# [WORK INSTRUCTIONS]
Show, in full, each line of the data that contains "number".

# [GIVEN DATA]
..............................
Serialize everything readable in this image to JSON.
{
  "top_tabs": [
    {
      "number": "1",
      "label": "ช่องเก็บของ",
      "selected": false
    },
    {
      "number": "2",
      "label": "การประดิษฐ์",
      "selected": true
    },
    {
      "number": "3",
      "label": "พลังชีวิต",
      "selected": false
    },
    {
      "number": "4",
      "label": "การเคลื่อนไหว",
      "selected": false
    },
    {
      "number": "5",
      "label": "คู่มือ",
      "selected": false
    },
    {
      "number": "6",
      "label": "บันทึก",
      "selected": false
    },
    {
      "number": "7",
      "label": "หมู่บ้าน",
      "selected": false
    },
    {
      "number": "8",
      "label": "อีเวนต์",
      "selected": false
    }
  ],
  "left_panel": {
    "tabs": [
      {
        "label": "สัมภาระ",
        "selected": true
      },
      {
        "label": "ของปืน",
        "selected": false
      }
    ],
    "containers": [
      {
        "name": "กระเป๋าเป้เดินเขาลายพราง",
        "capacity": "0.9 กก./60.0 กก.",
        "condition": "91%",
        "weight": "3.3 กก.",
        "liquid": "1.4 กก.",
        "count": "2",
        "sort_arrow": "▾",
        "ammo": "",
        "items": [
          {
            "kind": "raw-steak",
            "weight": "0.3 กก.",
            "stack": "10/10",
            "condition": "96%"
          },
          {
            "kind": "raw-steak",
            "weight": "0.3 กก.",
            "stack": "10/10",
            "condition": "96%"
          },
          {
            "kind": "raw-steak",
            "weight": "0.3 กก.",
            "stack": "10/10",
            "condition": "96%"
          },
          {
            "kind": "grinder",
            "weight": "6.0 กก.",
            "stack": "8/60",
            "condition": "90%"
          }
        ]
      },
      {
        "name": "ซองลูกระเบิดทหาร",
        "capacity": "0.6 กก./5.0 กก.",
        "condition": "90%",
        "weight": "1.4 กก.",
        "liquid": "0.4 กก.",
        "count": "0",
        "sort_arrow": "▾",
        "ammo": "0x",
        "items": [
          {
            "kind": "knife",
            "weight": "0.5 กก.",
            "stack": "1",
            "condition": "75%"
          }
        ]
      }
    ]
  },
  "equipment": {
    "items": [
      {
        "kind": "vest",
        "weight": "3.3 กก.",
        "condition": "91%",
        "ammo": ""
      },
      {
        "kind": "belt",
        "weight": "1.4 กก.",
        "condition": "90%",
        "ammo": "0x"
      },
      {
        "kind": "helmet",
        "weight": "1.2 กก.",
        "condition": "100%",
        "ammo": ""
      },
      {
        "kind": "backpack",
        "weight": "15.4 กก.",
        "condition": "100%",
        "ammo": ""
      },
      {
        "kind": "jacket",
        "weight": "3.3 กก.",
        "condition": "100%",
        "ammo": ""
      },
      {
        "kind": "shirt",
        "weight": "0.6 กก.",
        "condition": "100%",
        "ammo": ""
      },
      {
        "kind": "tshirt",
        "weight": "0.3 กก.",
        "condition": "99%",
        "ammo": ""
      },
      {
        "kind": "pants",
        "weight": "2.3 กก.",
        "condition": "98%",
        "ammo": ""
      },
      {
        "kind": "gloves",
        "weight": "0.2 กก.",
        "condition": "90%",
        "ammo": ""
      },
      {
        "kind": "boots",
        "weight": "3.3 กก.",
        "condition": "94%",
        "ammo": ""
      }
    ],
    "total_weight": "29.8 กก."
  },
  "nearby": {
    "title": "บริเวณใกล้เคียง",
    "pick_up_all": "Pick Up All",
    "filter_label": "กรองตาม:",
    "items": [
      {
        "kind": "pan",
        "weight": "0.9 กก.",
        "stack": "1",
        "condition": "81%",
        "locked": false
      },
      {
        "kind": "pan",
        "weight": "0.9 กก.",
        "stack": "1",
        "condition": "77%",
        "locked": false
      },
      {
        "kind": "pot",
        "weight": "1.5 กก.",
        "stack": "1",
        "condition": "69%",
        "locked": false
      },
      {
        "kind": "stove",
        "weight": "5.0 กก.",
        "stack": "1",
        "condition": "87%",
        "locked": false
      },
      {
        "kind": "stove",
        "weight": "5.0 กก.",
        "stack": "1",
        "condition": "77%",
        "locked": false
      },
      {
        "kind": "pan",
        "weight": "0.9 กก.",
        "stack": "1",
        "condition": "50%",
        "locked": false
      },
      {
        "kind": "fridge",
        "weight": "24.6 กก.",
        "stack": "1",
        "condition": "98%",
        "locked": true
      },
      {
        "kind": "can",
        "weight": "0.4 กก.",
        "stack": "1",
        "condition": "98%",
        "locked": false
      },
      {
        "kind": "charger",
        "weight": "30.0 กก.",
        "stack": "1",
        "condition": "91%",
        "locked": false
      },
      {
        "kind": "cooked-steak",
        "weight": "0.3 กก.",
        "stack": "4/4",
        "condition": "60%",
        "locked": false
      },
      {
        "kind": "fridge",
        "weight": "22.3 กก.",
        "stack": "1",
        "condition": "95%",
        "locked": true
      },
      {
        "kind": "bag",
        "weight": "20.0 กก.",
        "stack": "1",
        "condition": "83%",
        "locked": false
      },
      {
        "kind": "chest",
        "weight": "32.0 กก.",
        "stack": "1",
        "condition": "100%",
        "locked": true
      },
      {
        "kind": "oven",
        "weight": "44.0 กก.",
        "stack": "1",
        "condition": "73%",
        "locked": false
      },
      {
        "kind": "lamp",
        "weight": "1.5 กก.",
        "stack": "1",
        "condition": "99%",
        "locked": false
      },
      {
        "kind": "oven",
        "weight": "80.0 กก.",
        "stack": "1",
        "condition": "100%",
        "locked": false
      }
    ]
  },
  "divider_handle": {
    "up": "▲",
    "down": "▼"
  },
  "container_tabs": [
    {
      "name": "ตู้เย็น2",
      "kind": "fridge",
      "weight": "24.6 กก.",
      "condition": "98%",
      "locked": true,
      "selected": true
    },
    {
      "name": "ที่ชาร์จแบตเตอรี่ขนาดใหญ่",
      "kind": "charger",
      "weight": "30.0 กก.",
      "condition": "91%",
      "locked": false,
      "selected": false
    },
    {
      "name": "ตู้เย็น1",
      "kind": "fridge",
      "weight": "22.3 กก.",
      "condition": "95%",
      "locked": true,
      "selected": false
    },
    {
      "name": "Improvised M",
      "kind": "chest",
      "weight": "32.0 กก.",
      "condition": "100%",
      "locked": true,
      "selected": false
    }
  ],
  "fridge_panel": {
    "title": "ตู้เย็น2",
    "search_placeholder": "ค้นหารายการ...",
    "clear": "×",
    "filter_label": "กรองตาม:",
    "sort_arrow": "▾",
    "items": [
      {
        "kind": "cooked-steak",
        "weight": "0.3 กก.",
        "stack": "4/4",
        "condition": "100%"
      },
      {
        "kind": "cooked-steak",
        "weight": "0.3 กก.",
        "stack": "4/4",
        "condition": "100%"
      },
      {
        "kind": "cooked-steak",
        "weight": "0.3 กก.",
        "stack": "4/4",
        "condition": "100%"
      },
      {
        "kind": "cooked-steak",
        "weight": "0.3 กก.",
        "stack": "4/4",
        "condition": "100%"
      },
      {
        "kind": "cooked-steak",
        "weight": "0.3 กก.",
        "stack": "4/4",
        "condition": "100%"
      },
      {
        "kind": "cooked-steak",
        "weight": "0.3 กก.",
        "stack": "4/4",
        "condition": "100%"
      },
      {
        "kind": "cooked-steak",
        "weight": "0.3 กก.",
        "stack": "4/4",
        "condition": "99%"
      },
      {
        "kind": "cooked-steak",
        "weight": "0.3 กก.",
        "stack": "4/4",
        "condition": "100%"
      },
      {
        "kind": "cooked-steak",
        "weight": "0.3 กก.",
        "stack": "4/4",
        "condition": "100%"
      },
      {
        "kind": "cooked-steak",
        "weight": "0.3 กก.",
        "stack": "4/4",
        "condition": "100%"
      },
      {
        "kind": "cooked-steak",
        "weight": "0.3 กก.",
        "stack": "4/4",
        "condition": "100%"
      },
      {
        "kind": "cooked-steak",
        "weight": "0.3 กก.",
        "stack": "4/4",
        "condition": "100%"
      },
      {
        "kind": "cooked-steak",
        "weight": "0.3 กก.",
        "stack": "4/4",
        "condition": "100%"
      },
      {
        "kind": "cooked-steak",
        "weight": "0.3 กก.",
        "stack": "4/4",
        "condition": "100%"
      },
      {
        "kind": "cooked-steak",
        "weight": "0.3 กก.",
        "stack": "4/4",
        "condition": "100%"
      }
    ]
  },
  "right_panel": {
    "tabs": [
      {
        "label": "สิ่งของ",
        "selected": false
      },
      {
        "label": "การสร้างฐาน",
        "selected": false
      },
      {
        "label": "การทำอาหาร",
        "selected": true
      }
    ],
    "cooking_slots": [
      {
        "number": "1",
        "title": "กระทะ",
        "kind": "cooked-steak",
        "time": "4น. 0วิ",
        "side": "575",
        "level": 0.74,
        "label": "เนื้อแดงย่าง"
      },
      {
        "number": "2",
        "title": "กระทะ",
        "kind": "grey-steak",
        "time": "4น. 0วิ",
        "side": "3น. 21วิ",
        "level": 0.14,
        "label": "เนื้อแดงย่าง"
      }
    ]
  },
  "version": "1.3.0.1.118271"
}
..............................
# [THE ANSWER]
      "number": "1",
      "number": "2",
      "number": "3",
      "number": "4",
      "number": "5",
      "number": "6",
      "number": "7",
      "number": "8",
        "number": "1",
        "number": "2",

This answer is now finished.